- **What to produce**:
Print, exactly and completely, every entry in the data.

(Figure data in JSON)
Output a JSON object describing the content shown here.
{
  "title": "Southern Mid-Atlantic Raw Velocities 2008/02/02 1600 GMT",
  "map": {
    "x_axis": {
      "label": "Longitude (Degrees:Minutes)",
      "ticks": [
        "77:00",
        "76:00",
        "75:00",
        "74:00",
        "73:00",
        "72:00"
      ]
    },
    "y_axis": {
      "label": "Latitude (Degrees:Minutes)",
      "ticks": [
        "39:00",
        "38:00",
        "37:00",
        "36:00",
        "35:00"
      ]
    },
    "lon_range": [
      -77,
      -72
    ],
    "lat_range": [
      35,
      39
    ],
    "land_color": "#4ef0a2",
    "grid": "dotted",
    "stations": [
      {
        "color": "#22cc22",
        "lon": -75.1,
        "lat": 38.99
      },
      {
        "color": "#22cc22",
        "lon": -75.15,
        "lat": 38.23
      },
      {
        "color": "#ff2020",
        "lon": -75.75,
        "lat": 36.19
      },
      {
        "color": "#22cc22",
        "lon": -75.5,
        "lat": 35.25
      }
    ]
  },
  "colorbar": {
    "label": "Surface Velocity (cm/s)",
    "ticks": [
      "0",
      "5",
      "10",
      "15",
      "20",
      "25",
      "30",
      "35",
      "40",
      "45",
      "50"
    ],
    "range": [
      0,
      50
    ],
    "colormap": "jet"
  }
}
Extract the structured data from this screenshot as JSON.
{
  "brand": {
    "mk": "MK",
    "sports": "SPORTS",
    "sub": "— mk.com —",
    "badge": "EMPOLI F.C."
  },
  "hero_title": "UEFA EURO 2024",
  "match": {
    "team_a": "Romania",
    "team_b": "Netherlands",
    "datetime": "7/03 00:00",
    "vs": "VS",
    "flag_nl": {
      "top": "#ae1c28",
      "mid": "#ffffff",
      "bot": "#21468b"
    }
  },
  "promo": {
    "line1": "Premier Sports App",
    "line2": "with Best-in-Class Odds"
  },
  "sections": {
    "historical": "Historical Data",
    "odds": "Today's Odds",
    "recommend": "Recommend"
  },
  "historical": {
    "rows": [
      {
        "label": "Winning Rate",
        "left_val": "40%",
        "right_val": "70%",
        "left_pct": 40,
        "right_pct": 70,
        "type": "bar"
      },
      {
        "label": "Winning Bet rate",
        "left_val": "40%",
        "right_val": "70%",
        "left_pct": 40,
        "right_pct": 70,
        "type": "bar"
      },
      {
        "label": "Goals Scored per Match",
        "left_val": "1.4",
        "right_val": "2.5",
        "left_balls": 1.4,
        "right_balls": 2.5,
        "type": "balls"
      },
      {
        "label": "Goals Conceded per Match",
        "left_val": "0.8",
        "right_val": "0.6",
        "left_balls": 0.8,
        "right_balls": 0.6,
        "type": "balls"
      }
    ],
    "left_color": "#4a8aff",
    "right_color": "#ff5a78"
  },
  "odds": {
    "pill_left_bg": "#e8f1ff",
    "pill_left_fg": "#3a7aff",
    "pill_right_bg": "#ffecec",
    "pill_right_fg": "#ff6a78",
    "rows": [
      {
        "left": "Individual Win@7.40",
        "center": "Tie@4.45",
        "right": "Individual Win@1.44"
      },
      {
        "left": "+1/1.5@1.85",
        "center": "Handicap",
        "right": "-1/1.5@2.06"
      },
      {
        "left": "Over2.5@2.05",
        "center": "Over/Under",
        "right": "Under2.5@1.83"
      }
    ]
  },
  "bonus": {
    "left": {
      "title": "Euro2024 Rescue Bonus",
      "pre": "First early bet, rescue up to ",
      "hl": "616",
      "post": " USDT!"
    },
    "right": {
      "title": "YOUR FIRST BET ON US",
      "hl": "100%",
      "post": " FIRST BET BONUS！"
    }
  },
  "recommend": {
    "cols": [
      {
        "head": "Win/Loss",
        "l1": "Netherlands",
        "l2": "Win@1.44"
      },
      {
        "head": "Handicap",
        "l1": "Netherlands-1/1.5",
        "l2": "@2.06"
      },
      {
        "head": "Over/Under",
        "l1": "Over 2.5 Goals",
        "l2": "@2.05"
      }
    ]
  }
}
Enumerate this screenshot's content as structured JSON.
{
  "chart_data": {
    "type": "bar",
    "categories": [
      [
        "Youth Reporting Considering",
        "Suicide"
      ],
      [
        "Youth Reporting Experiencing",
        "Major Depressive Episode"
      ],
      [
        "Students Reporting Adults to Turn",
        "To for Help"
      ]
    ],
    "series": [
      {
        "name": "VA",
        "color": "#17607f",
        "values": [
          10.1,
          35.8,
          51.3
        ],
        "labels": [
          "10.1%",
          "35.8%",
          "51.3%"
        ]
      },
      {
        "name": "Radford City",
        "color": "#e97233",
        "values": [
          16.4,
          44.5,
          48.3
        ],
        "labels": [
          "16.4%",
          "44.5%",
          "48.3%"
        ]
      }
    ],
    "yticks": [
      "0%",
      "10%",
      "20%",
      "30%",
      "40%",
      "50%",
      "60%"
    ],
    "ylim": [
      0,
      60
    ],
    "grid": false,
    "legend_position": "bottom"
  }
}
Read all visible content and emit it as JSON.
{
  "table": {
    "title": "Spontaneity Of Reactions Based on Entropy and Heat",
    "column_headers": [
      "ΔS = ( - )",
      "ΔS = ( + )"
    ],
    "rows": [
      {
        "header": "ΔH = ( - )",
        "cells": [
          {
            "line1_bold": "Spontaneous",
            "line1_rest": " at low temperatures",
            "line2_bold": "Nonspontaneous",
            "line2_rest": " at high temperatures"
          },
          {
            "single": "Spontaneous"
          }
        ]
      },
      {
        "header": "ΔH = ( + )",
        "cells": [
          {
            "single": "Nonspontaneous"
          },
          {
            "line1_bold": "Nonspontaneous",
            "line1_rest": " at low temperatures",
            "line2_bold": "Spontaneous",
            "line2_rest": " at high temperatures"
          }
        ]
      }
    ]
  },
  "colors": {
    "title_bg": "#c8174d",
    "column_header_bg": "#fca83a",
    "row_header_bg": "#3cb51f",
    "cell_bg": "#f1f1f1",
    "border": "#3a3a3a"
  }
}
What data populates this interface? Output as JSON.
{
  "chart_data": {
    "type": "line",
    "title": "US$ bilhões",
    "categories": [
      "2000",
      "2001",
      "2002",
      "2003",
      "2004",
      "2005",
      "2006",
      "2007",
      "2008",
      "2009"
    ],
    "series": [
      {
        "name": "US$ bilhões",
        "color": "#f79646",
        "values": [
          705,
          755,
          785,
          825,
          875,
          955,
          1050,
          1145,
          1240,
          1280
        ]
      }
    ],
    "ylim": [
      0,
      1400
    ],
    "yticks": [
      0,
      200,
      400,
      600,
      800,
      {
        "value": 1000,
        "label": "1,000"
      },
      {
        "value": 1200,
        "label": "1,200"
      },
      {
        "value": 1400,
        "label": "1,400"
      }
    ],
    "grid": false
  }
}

- **Worked solution**:
Output a JSON object describing the content shown here.
{
  "title": "Southern Mid-Atlantic Raw Velocities 2008/02/02 1600 GMT",
  "map": {
    "x_axis": {
      "label": "Longitude (Degrees:Minutes)",
      "ticks": [
        "77:00",
        "76:00",
        "75:00",
        "74:00",
        "73:00",
        "72:00"
      ]
    },
    "y_axis": {
      "label": "Latitude (Degrees:Minutes)",
      "ticks": [
        "39:00",
        "38:00",
        "37:00",
        "36:00",
        "35:00"
      ]
    },
    "lon_range": [
      -77,
      -72
    ],
    "lat_range": [
      35,
      39
    ],
    "land_color": "#4ef0a2",
    "grid": "dotted",
    "stations": [
      {
        "color": "#22cc22",
        "lon": -75.1,
        "lat": 38.99
      },
      {
        "color": "#22cc22",
        "lon": -75.15,
        "lat": 38.23
      },
      {
        "color": "#ff2020",
        "lon": -75.75,
        "lat": 36.19
      },
      {
        "color": "#22cc22",
        "lon": -75.5,
        "lat": 35.25
      }
    ]
  },
  "colorbar": {
    "label": "Surface Velocity (cm/s)",
    "ticks": [
      "0",
      "5",
      "10",
      "15",
      "20",
      "25",
      "30",
      "35",
      "40",
      "45",
      "50"
    ],
    "range": [
      0,
      50
    ],
    "colormap": "jet"
  }
}
Extract the structured data from this screenshot as JSON.
{
  "brand": {
    "mk": "MK",
    "sports": "SPORTS",
    "sub": "— mk.com —",
    "badge": "EMPOLI F.C."
  },
  "hero_title": "UEFA EURO 2024",
  "match": {
    "team_a": "Romania",
    "team_b": "Netherlands",
    "datetime": "7/03 00:00",
    "vs": "VS",
    "flag_nl": {
      "top": "#ae1c28",
      "mid": "#ffffff",
      "bot": "#21468b"
    }
  },
  "promo": {
    "line1": "Premier Sports App",
    "line2": "with Best-in-Class Odds"
  },
  "sections": {
    "historical": "Historical Data",
    "odds": "Today's Odds",
    "recommend": "Recommend"
  },
  "historical": {
    "rows": [
      {
        "label": "Winning Rate",
        "left_val": "40%",
        "right_val": "70%",
        "left_pct": 40,
        "right_pct": 70,
        "type": "bar"
      },
      {
        "label": "Winning Bet rate",
        "left_val": "40%",
        "right_val": "70%",
        "left_pct": 40,
        "right_pct": 70,
        "type": "bar"
      },
      {
        "label": "Goals Scored per Match",
        "left_val": "1.4",
        "right_val": "2.5",
        "left_balls": 1.4,
        "right_balls": 2.5,
        "type": "balls"
      },
      {
        "label": "Goals Conceded per Match",
        "left_val": "0.8",
        "right_val": "0.6",
        "left_balls": 0.8,
        "right_balls": 0.6,
        "type": "balls"
      }
    ],
    "left_color": "#4a8aff",
    "right_color": "#ff5a78"
  },
  "odds": {
    "pill_left_bg": "#e8f1ff",
    "pill_left_fg": "#3a7aff",
    "pill_right_bg": "#ffecec",
    "pill_right_fg": "#ff6a78",
    "rows": [
      {
        "left": "Individual Win@7.40",
        "center": "Tie@4.45",
        "right": "Individual Win@1.44"
      },
      {
        "left": "+1/1.5@1.85",
        "center": "Handicap",
        "right": "-1/1.5@2.06"
      },
      {
        "left": "Over2.5@2.05",
        "center": "Over/Under",
        "right": "Under2.5@1.83"
      }
    ]
  },
  "bonus": {
    "left": {
      "title": "Euro2024 Rescue Bonus",
      "pre": "First early bet, rescue up to ",
      "hl": "616",
      "post": " USDT!"
    },
    "right": {
      "title": "YOUR FIRST BET ON US",
      "hl": "100%",
      "post": " FIRST BET BONUS！"
    }
  },
  "recommend": {
    "cols": [
      {
        "head": "Win/Loss",
        "l1": "Netherlands",
        "l2": "Win@1.44"
      },
      {
        "head": "Handicap",
        "l1": "Netherlands-1/1.5",
        "l2": "@2.06"
      },
      {
        "head": "Over/Under",
        "l1": "Over 2.5 Goals",
        "l2": "@2.05"
      }
    ]
  }
}
Enumerate this screenshot's content as structured JSON.
{
  "chart_data": {
    "type": "bar",
    "categories": [
      [
        "Youth Reporting Considering",
        "Suicide"
      ],
      [
        "Youth Reporting Experiencing",
        "Major Depressive Episode"
      ],
      [
        "Students Reporting Adults to Turn",
        "To for Help"
      ]
    ],
    "series": [
      {
        "name": "VA",
        "color": "#17607f",
        "values": [
          10.1,
          35.8,
          51.3
        ],
        "labels": [
          "10.1%",
          "35.8%",
          "51.3%"
        ]
      },
      {
        "name": "Radford City",
        "color": "#e97233",
        "values": [
          16.4,
          44.5,
          48.3
        ],
        "labels": [
          "16.4%",
          "44.5%",
          "48.3%"
        ]
      }
    ],
    "yticks": [
      "0%",
      "10%",
      "20%",
      "30%",
      "40%",
      "50%",
      "60%"
    ],
    "ylim": [
      0,
      60
    ],
    "grid": false,
    "legend_position": "bottom"
  }
}
Read all visible content and emit it as JSON.
{
  "table": {
    "title": "Spontaneity Of Reactions Based on Entropy and Heat",
    "column_headers": [
      "ΔS = ( - )",
      "ΔS = ( + )"
    ],
    "rows": [
      {
        "header": "ΔH = ( - )",
        "cells": [
          {
            "line1_bold": "Spontaneous",
            "line1_rest": " at low temperatures",
            "line2_bold": "Nonspontaneous",
            "line2_rest": " at high temperatures"
          },
          {
            "single": "Spontaneous"
          }
        ]
      },
      {
        "header": "ΔH = ( + )",
        "cells": [
          {
            "single": "Nonspontaneous"
          },
          {
            "line1_bold": "Nonspontaneous",
            "line1_rest": " at low temperatures",
            "line2_bold": "Spontaneous",
            "line2_rest": " at high temperatures"
          }
        ]
      }
    ]
  },
  "colors": {
    "title_bg": "#c8174d",
    "column_header_bg": "#fca83a",
    "row_header_bg": "#3cb51f",
    "cell_bg": "#f1f1f1",
    "border": "#3a3a3a"
  }
}
What data populates this interface? Output as JSON.
{
  "chart_data": {
    "type": "line",
    "title": "US$ bilhões",
    "categories": [
      "2000",
      "2001",
      "2002",
      "2003",
      "2004",
      "2005",
      "2006",
      "2007",
      "2008",
      "2009"
    ],
    "series": [
      {
        "name": "US$ bilhões",
        "color": "#f79646",
        "values": [
          705,
          755,
          785,
          825,
          875,
          955,
          1050,
          1145,
          1240,
          1280
        ]
      }
    ],
    "ylim": [
      0,
      1400
    ],
    "yticks": [
      0,
      200,
      400,
      600,
      800,
      {
        "value": 1000,
        "label": "1,000"
      },
      {
        "value": 1200,
        "label": "1,200"
      },
      {
        "value": 1400,
        "label": "1,400"
      }
    ],
    "grid": false
  }
}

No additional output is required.